• [Written problem]:
Tally the lines that include "unnecessary". Output the number only.

** START OF Input for this task **

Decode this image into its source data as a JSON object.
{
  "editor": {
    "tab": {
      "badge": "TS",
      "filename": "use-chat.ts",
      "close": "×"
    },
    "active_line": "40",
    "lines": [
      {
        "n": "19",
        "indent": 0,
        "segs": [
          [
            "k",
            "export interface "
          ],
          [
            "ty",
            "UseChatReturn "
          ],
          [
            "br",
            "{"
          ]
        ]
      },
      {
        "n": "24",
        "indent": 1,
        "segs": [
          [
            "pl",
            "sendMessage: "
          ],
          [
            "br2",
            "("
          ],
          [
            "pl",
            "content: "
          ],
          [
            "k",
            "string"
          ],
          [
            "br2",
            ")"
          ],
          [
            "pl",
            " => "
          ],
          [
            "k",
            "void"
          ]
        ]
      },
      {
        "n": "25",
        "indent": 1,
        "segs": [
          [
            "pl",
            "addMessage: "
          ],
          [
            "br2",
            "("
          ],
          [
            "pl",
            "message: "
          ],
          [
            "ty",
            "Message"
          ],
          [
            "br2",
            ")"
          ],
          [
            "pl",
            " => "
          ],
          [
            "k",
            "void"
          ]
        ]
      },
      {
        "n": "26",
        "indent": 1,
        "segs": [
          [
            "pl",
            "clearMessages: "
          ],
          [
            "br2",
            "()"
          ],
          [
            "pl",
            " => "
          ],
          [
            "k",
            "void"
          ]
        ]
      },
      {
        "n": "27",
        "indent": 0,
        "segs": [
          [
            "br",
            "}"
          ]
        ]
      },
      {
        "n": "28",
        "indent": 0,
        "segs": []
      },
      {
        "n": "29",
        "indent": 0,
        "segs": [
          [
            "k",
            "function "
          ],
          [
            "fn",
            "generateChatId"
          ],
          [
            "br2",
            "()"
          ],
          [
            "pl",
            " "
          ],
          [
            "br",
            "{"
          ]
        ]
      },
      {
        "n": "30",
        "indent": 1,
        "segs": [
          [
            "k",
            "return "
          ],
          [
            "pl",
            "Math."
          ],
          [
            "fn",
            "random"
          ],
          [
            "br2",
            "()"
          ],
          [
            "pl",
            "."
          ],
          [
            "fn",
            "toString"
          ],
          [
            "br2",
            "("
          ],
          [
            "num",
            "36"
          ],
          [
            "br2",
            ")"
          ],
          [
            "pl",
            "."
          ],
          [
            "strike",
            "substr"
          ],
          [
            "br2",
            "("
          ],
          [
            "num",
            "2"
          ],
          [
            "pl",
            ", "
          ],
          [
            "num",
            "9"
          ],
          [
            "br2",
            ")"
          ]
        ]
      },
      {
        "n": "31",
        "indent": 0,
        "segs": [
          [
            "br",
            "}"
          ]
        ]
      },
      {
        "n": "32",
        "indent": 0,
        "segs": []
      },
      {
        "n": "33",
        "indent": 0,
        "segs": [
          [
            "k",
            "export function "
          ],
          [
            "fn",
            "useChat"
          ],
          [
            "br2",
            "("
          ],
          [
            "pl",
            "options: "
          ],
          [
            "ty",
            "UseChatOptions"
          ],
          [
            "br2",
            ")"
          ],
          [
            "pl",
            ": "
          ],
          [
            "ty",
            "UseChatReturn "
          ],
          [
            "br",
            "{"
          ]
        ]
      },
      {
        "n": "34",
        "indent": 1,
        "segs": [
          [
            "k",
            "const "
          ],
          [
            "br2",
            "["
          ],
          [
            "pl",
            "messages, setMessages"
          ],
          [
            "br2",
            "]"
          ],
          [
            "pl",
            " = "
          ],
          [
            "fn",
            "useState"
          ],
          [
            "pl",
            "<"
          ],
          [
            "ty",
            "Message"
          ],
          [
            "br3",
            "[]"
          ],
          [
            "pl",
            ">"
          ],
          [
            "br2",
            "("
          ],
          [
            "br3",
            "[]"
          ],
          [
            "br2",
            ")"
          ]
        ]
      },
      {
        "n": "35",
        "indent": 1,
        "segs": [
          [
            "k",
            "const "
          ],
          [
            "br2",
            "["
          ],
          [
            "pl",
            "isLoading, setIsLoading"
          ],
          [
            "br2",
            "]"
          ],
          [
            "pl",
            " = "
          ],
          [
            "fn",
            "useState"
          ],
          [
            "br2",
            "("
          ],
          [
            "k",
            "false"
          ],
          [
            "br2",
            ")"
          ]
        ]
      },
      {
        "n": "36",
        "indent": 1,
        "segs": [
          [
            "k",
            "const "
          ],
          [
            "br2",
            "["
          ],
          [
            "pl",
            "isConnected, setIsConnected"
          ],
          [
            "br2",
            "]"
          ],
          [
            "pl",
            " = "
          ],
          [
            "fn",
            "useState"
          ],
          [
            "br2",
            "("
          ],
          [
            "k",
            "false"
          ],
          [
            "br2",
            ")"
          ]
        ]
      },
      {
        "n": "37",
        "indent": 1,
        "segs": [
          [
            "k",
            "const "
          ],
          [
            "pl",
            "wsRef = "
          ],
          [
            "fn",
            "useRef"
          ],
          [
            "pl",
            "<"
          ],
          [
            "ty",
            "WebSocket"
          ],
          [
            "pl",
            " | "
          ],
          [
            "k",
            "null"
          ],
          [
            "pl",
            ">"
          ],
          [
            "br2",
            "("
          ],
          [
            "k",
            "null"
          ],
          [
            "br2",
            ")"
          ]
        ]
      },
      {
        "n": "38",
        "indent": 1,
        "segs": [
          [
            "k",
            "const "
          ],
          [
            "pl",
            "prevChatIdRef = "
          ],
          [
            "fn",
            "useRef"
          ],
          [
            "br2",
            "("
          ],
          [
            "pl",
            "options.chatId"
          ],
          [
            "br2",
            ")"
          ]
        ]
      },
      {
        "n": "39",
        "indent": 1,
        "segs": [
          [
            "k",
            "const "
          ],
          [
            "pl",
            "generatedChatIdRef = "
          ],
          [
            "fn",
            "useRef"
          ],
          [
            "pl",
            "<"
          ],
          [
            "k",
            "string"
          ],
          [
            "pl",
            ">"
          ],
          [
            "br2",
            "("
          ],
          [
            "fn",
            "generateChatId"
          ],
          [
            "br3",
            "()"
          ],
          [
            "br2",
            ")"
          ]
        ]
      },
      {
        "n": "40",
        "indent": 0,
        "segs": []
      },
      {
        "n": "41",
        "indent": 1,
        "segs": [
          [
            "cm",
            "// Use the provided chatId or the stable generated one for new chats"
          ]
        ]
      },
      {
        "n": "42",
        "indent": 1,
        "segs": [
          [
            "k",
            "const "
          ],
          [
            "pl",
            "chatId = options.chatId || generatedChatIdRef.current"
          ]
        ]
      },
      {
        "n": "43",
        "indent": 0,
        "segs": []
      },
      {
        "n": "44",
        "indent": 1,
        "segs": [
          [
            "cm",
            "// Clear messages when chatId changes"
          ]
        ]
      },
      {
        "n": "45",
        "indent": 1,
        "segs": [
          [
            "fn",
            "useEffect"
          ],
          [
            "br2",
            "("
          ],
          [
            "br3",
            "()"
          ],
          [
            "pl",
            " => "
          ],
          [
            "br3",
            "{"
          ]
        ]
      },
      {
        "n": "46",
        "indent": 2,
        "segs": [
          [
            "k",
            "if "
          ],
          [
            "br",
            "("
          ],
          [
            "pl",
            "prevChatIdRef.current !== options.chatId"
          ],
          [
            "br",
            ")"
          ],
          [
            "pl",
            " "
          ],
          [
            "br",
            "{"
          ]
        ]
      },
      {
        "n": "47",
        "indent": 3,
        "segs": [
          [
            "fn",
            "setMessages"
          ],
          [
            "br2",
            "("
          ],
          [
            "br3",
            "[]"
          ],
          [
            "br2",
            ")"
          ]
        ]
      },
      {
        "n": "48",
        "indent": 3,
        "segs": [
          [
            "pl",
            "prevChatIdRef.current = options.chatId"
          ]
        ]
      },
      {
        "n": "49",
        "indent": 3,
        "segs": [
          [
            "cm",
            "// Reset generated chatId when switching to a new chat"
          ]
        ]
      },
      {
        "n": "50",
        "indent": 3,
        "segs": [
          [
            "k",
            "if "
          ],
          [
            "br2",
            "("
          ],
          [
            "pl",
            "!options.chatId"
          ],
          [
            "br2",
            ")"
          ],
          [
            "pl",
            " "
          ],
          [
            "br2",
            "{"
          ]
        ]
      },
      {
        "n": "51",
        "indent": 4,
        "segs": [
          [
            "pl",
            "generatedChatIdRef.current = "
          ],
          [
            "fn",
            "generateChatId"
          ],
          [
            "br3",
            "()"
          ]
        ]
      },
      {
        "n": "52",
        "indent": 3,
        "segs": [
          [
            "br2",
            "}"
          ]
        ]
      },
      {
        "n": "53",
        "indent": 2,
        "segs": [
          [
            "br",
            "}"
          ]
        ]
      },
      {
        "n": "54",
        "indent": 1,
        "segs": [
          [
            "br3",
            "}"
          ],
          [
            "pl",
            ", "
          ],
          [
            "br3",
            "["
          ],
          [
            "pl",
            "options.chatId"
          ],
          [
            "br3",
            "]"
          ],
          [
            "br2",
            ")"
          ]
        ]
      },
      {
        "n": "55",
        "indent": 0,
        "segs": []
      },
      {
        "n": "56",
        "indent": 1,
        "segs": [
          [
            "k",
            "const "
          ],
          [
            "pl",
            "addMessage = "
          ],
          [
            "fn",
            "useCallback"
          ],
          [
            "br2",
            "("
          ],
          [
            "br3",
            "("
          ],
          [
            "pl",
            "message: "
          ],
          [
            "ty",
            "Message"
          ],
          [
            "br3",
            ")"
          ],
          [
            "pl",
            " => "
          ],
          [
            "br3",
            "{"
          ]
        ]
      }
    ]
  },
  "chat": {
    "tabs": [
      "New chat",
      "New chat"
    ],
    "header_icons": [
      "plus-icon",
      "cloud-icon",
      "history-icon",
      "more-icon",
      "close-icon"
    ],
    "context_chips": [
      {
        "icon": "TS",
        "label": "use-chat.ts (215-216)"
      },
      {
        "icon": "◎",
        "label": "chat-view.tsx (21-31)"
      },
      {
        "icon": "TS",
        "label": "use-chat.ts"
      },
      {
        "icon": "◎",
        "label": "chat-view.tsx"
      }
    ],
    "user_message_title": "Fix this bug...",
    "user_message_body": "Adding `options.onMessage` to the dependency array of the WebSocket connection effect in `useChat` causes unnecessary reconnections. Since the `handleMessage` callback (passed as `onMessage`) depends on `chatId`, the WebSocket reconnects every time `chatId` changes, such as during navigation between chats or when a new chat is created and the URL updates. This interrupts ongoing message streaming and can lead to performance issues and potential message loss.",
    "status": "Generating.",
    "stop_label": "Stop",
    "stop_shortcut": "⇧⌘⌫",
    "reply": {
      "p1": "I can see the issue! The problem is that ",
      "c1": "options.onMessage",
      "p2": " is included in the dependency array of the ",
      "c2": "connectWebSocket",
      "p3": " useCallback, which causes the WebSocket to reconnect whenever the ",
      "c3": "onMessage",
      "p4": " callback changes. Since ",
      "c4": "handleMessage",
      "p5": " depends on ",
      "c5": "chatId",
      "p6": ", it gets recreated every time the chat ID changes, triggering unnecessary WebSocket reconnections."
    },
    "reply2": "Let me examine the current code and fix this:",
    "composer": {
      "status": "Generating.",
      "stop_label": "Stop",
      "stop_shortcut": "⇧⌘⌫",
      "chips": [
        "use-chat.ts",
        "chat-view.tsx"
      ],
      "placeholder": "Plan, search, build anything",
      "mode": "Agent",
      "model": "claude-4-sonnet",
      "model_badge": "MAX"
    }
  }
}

** END OF Input for this task **

• [Task result]:
2